======== INPUT RECORDS ========

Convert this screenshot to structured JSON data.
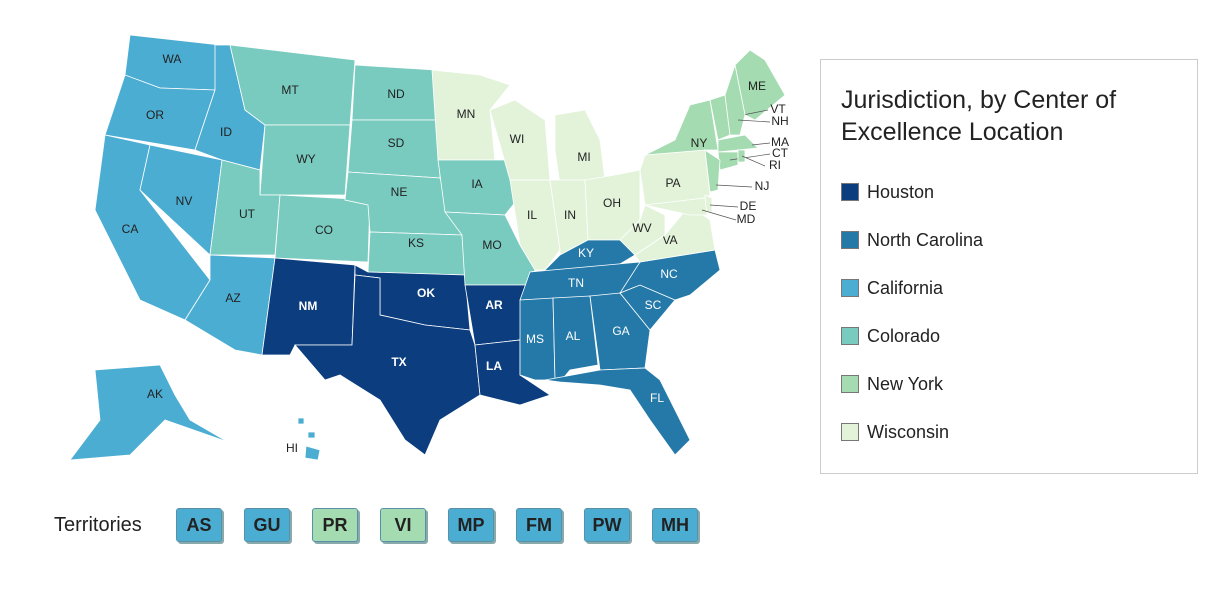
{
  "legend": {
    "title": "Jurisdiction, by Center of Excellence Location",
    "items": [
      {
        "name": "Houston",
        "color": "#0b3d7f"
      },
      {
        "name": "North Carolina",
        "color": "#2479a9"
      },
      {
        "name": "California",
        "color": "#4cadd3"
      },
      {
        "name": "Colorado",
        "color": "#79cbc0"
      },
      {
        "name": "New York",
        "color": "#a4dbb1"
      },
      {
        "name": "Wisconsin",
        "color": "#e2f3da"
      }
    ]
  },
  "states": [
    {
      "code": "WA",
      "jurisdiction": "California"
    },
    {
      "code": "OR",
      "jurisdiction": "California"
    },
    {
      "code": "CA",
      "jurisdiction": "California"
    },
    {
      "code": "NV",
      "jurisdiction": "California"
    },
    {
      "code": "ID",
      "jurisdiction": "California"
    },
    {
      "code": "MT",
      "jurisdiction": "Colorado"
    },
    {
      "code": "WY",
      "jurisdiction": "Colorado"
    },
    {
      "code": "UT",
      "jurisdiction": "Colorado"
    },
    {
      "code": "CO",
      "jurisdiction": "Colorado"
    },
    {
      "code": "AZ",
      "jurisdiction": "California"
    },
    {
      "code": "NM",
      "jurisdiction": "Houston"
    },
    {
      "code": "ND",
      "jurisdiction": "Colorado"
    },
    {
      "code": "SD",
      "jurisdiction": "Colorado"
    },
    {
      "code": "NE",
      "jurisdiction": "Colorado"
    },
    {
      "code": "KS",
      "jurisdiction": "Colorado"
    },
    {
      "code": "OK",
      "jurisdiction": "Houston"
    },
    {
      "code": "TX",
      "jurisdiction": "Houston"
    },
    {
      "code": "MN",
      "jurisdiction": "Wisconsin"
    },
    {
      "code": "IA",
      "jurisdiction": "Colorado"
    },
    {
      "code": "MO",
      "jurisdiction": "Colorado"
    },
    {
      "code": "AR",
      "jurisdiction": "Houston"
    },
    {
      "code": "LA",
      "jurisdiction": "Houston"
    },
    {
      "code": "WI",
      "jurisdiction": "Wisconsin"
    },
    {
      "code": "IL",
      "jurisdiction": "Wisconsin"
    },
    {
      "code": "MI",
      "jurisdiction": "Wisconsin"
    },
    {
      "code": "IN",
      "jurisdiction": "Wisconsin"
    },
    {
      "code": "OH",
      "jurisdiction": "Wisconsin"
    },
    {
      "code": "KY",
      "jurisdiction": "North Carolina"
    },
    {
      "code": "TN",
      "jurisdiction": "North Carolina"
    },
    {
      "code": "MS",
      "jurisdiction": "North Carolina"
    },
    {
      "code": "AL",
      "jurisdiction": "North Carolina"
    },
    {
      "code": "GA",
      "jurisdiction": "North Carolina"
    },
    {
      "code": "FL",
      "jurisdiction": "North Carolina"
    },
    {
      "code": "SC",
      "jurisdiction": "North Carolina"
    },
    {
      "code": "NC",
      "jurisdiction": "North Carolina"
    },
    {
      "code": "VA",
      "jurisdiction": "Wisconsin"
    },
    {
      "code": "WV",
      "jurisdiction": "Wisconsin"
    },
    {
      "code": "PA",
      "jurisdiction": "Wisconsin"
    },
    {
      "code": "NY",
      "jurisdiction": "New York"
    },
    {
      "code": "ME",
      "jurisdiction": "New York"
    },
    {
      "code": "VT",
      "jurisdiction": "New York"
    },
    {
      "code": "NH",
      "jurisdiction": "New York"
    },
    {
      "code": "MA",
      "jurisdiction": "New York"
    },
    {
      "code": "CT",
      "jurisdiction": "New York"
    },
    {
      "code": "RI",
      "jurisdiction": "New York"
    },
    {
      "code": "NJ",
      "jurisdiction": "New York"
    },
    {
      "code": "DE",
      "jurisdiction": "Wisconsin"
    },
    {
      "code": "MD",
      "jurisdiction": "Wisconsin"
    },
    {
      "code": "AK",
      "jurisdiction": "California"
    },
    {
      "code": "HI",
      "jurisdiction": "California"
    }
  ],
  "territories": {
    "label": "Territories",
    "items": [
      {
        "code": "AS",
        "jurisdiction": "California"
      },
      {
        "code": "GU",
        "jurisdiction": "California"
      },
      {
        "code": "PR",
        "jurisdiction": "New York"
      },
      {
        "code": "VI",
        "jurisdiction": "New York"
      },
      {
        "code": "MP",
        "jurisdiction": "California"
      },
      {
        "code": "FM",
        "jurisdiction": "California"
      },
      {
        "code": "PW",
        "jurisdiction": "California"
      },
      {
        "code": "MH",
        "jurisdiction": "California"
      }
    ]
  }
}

========

WORK INSTRUCTIONS | Without the pictures, reproduce every line of the records above exactly.

CORRECT ANSWER |
Convert this screenshot to structured JSON data.
{
  "legend": {
    "title": "Jurisdiction, by Center of Excellence Location",
    "items": [
      {
        "name": "Houston",
        "color": "#0b3d7f"
      },
      {
        "name": "North Carolina",
        "color": "#2479a9"
      },
      {
        "name": "California",
        "color": "#4cadd3"
      },
      {
        "name": "Colorado",
        "color": "#79cbc0"
      },
      {
        "name": "New York",
        "color": "#a4dbb1"
      },
      {
        "name": "Wisconsin",
        "color": "#e2f3da"
      }
    ]
  },
  "states": [
    {
      "code": "WA",
      "jurisdiction": "California"
    },
    {
      "code": "OR",
      "jurisdiction": "California"
    },
    {
      "code": "CA",
      "jurisdiction": "California"
    },
    {
      "code": "NV",
      "jurisdiction": "California"
    },
    {
      "code": "ID",
      "jurisdiction": "California"
    },
    {
      "code": "MT",
      "jurisdiction": "Colorado"
    },
    {
      "code": "WY",
      "jurisdiction": "Colorado"
    },
    {
      "code": "UT",
      "jurisdiction": "Colorado"
    },
    {
      "code": "CO",
      "jurisdiction": "Colorado"
    },
    {
      "code": "AZ",
      "jurisdiction": "California"
    },
    {
      "code": "NM",
      "jurisdiction": "Houston"
    },
    {
      "code": "ND",
      "jurisdiction": "Colorado"
    },
    {
      "code": "SD",
      "jurisdiction": "Colorado"
    },
    {
      "code": "NE",
      "jurisdiction": "Colorado"
    },
    {
      "code": "KS",
      "jurisdiction": "Colorado"
    },
    {
      "code": "OK",
      "jurisdiction": "Houston"
    },
    {
      "code": "TX",
      "jurisdiction": "Houston"
    },
    {
      "code": "MN",
      "jurisdiction": "Wisconsin"
    },
    {
      "code": "IA",
      "jurisdiction": "Colorado"
    },
    {
      "code": "MO",
      "jurisdiction": "Colorado"
    },
    {
      "code": "AR",
      "jurisdiction": "Houston"
    },
    {
      "code": "LA",
      "jurisdiction": "Houston"
    },
    {
      "code": "WI",
      "jurisdiction": "Wisconsin"
    },
    {
      "code": "IL",
      "jurisdiction": "Wisconsin"
    },
    {
      "code": "MI",
      "jurisdiction": "Wisconsin"
    },
    {
      "code": "IN",
      "jurisdiction": "Wisconsin"
    },
    {
      "code": "OH",
      "jurisdiction": "Wisconsin"
    },
    {
      "code": "KY",
      "jurisdiction": "North Carolina"
    },
    {
      "code": "TN",
      "jurisdiction": "North Carolina"
    },
    {
      "code": "MS",
      "jurisdiction": "North Carolina"
    },
    {
      "code": "AL",
      "jurisdiction": "North Carolina"
    },
    {
      "code": "GA",
      "jurisdiction": "North Carolina"
    },
    {
      "code": "FL",
      "jurisdiction": "North Carolina"
    },
    {
      "code": "SC",
      "jurisdiction": "North Carolina"
    },
    {
      "code": "NC",
      "jurisdiction": "North Carolina"
    },
    {
      "code": "VA",
      "jurisdiction": "Wisconsin"
    },
    {
      "code": "WV",
      "jurisdiction": "Wisconsin"
    },
    {
      "code": "PA",
      "jurisdiction": "Wisconsin"
    },
    {
      "code": "NY",
      "jurisdiction": "New York"
    },
    {
      "code": "ME",
      "jurisdiction": "New York"
    },
    {
      "code": "VT",
      "jurisdiction": "New York"
    },
    {
      "code": "NH",
      "jurisdiction": "New York"
    },
    {
      "code": "MA",
      "jurisdiction": "New York"
    },
    {
      "code": "CT",
      "jurisdiction": "New York"
    },
    {
      "code": "RI",
      "jurisdiction": "New York"
    },
    {
      "code": "NJ",
      "jurisdiction": "New York"
    },
    {
      "code": "DE",
      "jurisdiction": "Wisconsin"
    },
    {
      "code": "MD",
      "jurisdiction": "Wisconsin"
    },
    {
      "code": "AK",
      "jurisdiction": "California"
    },
    {
      "code": "HI",
      "jurisdiction": "California"
    }
  ],
  "territories": {
    "label": "Territories",
    "items": [
      {
        "code": "AS",
        "jurisdiction": "California"
      },
      {
        "code": "GU",
        "jurisdiction": "California"
      },
      {
        "code": "PR",
        "jurisdiction": "New York"
      },
      {
        "code": "VI",
        "jurisdiction": "New York"
      },
      {
        "code": "MP",
        "jurisdiction": "California"
      },
      {
        "code": "FM",
        "jurisdiction": "California"
      },
      {
        "code": "PW",
        "jurisdiction": "California"
      },
      {
        "code": "MH",
        "jurisdiction": "California"
      }
    ]
  }
}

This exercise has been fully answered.